- _Exercise task_
Reproduce the listing verbatim.

--- Begin Data for this task ---

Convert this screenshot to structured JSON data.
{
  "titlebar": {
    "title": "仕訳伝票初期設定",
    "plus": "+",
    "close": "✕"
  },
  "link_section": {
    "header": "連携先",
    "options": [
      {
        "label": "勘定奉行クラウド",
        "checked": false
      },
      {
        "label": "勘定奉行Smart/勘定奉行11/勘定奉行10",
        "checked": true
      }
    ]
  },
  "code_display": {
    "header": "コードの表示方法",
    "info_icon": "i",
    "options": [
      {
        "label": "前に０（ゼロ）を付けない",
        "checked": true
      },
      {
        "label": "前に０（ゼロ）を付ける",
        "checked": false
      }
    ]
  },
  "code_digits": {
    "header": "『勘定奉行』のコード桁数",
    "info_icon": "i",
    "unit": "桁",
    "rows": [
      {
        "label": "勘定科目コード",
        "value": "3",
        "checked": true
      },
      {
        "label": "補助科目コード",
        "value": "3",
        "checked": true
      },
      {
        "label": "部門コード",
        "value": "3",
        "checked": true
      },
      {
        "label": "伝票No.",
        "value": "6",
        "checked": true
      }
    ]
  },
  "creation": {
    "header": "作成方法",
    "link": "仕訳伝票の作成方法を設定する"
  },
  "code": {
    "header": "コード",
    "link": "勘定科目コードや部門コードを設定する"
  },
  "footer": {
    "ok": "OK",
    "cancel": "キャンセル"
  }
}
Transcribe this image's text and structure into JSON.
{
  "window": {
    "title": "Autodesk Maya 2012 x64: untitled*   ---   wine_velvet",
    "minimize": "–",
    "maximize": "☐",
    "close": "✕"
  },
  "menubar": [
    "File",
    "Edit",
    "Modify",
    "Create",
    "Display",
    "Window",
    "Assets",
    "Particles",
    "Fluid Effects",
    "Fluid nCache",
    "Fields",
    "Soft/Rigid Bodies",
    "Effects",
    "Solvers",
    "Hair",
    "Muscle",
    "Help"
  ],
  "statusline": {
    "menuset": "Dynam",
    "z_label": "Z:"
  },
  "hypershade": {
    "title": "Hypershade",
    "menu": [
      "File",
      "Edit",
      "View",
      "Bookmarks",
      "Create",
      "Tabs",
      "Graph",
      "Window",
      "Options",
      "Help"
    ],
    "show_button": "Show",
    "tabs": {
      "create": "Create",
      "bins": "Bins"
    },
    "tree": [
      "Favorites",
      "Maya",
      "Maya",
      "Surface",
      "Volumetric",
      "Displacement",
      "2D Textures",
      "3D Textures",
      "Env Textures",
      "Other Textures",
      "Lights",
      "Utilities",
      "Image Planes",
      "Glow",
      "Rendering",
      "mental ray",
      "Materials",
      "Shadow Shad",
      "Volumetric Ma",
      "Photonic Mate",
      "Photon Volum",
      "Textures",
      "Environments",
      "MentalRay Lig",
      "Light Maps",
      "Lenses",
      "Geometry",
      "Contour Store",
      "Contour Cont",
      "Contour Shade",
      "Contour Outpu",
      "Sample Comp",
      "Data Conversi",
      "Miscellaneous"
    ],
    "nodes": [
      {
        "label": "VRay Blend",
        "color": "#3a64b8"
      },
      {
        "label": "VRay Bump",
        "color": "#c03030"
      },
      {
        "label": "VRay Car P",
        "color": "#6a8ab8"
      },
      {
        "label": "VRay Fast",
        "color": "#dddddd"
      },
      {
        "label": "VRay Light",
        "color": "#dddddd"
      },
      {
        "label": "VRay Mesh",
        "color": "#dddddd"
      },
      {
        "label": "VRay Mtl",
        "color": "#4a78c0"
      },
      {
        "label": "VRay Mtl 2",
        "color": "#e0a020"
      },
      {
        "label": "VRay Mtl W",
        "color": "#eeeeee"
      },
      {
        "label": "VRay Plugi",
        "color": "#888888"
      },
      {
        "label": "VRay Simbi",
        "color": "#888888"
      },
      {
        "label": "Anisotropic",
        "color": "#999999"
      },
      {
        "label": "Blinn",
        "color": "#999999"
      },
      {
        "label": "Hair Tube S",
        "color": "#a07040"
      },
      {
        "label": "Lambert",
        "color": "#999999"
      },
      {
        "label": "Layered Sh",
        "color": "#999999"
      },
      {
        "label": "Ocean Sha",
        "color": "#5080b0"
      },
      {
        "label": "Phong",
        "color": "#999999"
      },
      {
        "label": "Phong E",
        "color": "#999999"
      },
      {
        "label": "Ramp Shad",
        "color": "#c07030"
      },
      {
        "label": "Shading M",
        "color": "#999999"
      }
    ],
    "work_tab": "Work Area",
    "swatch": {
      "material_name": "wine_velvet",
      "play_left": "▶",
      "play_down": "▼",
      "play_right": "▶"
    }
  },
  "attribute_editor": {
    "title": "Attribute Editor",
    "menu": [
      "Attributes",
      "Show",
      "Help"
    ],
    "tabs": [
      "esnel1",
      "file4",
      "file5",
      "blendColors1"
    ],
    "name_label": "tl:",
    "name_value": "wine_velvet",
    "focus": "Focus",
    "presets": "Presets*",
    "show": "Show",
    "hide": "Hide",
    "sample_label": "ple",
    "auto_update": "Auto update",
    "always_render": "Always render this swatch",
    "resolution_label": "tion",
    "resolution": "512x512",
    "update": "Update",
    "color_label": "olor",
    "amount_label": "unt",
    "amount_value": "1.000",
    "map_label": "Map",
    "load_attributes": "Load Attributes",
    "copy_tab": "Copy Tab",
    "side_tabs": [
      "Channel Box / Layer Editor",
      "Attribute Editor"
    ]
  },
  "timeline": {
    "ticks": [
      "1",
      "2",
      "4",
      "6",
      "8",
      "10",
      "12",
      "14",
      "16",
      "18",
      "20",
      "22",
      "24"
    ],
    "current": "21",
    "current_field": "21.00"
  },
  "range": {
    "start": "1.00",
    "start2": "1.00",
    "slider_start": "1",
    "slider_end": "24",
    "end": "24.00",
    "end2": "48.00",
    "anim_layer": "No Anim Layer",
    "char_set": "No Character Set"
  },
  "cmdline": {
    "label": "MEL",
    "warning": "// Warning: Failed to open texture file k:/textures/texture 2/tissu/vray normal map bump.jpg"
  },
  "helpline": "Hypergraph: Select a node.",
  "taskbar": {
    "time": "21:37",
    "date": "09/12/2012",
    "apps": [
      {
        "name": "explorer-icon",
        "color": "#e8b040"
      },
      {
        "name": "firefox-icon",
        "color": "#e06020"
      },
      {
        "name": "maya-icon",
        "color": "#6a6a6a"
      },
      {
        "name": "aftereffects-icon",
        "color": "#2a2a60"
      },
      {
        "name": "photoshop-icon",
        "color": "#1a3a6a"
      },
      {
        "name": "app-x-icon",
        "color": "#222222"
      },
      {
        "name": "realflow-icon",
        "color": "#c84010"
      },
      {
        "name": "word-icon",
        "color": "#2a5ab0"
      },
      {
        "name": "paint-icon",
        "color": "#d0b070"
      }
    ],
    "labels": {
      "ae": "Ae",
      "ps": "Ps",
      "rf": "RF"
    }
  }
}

--- End Data for this task ---

- _Solution to this task_
Convert this screenshot to structured JSON data.
{
  "titlebar": {
    "title": "仕訳伝票初期設定",
    "plus": "+",
    "close": "✕"
  },
  "link_section": {
    "header": "連携先",
    "options": [
      {
        "label": "勘定奉行クラウド",
        "checked": false
      },
      {
        "label": "勘定奉行Smart/勘定奉行11/勘定奉行10",
        "checked": true
      }
    ]
  },
  "code_display": {
    "header": "コードの表示方法",
    "info_icon": "i",
    "options": [
      {
        "label": "前に０（ゼロ）を付けない",
        "checked": true
      },
      {
        "label": "前に０（ゼロ）を付ける",
        "checked": false
      }
    ]
  },
  "code_digits": {
    "header": "『勘定奉行』のコード桁数",
    "info_icon": "i",
    "unit": "桁",
    "rows": [
      {
        "label": "勘定科目コード",
        "value": "3",
        "checked": true
      },
      {
        "label": "補助科目コード",
        "value": "3",
        "checked": true
      },
      {
        "label": "部門コード",
        "value": "3",
        "checked": true
      },
      {
        "label": "伝票No.",
        "value": "6",
        "checked": true
      }
    ]
  },
  "creation": {
    "header": "作成方法",
    "link": "仕訳伝票の作成方法を設定する"
  },
  "code": {
    "header": "コード",
    "link": "勘定科目コードや部門コードを設定する"
  },
  "footer": {
    "ok": "OK",
    "cancel": "キャンセル"
  }
}
Transcribe this image's text and structure into JSON.
{
  "window": {
    "title": "Autodesk Maya 2012 x64: untitled*   ---   wine_velvet",
    "minimize": "–",
    "maximize": "☐",
    "close": "✕"
  },
  "menubar": [
    "File",
    "Edit",
    "Modify",
    "Create",
    "Display",
    "Window",
    "Assets",
    "Particles",
    "Fluid Effects",
    "Fluid nCache",
    "Fields",
    "Soft/Rigid Bodies",
    "Effects",
    "Solvers",
    "Hair",
    "Muscle",
    "Help"
  ],
  "statusline": {
    "menuset": "Dynam",
    "z_label": "Z:"
  },
  "hypershade": {
    "title": "Hypershade",
    "menu": [
      "File",
      "Edit",
      "View",
      "Bookmarks",
      "Create",
      "Tabs",
      "Graph",
      "Window",
      "Options",
      "Help"
    ],
    "show_button": "Show",
    "tabs": {
      "create": "Create",
      "bins": "Bins"
    },
    "tree": [
      "Favorites",
      "Maya",
      "Maya",
      "Surface",
      "Volumetric",
      "Displacement",
      "2D Textures",
      "3D Textures",
      "Env Textures",
      "Other Textures",
      "Lights",
      "Utilities",
      "Image Planes",
      "Glow",
      "Rendering",
      "mental ray",
      "Materials",
      "Shadow Shad",
      "Volumetric Ma",
      "Photonic Mate",
      "Photon Volum",
      "Textures",
      "Environments",
      "MentalRay Lig",
      "Light Maps",
      "Lenses",
      "Geometry",
      "Contour Store",
      "Contour Cont",
      "Contour Shade",
      "Contour Outpu",
      "Sample Comp",
      "Data Conversi",
      "Miscellaneous"
    ],
    "nodes": [
      {
        "label": "VRay Blend",
        "color": "#3a64b8"
      },
      {
        "label": "VRay Bump",
        "color": "#c03030"
      },
      {
        "label": "VRay Car P",
        "color": "#6a8ab8"
      },
      {
        "label": "VRay Fast",
        "color": "#dddddd"
      },
      {
        "label": "VRay Light",
        "color": "#dddddd"
      },
      {
        "label": "VRay Mesh",
        "color": "#dddddd"
      },
      {
        "label": "VRay Mtl",
        "color": "#4a78c0"
      },
      {
        "label": "VRay Mtl 2",
        "color": "#e0a020"
      },
      {
        "label": "VRay Mtl W",
        "color": "#eeeeee"
      },
      {
        "label": "VRay Plugi",
        "color": "#888888"
      },
      {
        "label": "VRay Simbi",
        "color": "#888888"
      },
      {
        "label": "Anisotropic",
        "color": "#999999"
      },
      {
        "label": "Blinn",
        "color": "#999999"
      },
      {
        "label": "Hair Tube S",
        "color": "#a07040"
      },
      {
        "label": "Lambert",
        "color": "#999999"
      },
      {
        "label": "Layered Sh",
        "color": "#999999"
      },
      {
        "label": "Ocean Sha",
        "color": "#5080b0"
      },
      {
        "label": "Phong",
        "color": "#999999"
      },
      {
        "label": "Phong E",
        "color": "#999999"
      },
      {
        "label": "Ramp Shad",
        "color": "#c07030"
      },
      {
        "label": "Shading M",
        "color": "#999999"
      }
    ],
    "work_tab": "Work Area",
    "swatch": {
      "material_name": "wine_velvet",
      "play_left": "▶",
      "play_down": "▼",
      "play_right": "▶"
    }
  },
  "attribute_editor": {
    "title": "Attribute Editor",
    "menu": [
      "Attributes",
      "Show",
      "Help"
    ],
    "tabs": [
      "esnel1",
      "file4",
      "file5",
      "blendColors1"
    ],
    "name_label": "tl:",
    "name_value": "wine_velvet",
    "focus": "Focus",
    "presets": "Presets*",
    "show": "Show",
    "hide": "Hide",
    "sample_label": "ple",
    "auto_update": "Auto update",
    "always_render": "Always render this swatch",
    "resolution_label": "tion",
    "resolution": "512x512",
    "update": "Update",
    "color_label": "olor",
    "amount_label": "unt",
    "amount_value": "1.000",
    "map_label": "Map",
    "load_attributes": "Load Attributes",
    "copy_tab": "Copy Tab",
    "side_tabs": [
      "Channel Box / Layer Editor",
      "Attribute Editor"
    ]
  },
  "timeline": {
    "ticks": [
      "1",
      "2",
      "4",
      "6",
      "8",
      "10",
      "12",
      "14",
      "16",
      "18",
      "20",
      "22",
      "24"
    ],
    "current": "21",
    "current_field": "21.00"
  },
  "range": {
    "start": "1.00",
    "start2": "1.00",
    "slider_start": "1",
    "slider_end": "24",
    "end": "24.00",
    "end2": "48.00",
    "anim_layer": "No Anim Layer",
    "char_set": "No Character Set"
  },
  "cmdline": {
    "label": "MEL",
    "warning": "// Warning: Failed to open texture file k:/textures/texture 2/tissu/vray normal map bump.jpg"
  },
  "helpline": "Hypergraph: Select a node.",
  "taskbar": {
    "time": "21:37",
    "date": "09/12/2012",
    "apps": [
      {
        "name": "explorer-icon",
        "color": "#e8b040"
      },
      {
        "name": "firefox-icon",
        "color": "#e06020"
      },
      {
        "name": "maya-icon",
        "color": "#6a6a6a"
      },
      {
        "name": "aftereffects-icon",
        "color": "#2a2a60"
      },
      {
        "name": "photoshop-icon",
        "color": "#1a3a6a"
      },
      {
        "name": "app-x-icon",
        "color": "#222222"
      },
      {
        "name": "realflow-icon",
        "color": "#c84010"
      },
      {
        "name": "word-icon",
        "color": "#2a5ab0"
      },
      {
        "name": "paint-icon",
        "color": "#d0b070"
      }
    ],
    "labels": {
      "ae": "Ae",
      "ps": "Ps",
      "rf": "RF"
    }
  }
}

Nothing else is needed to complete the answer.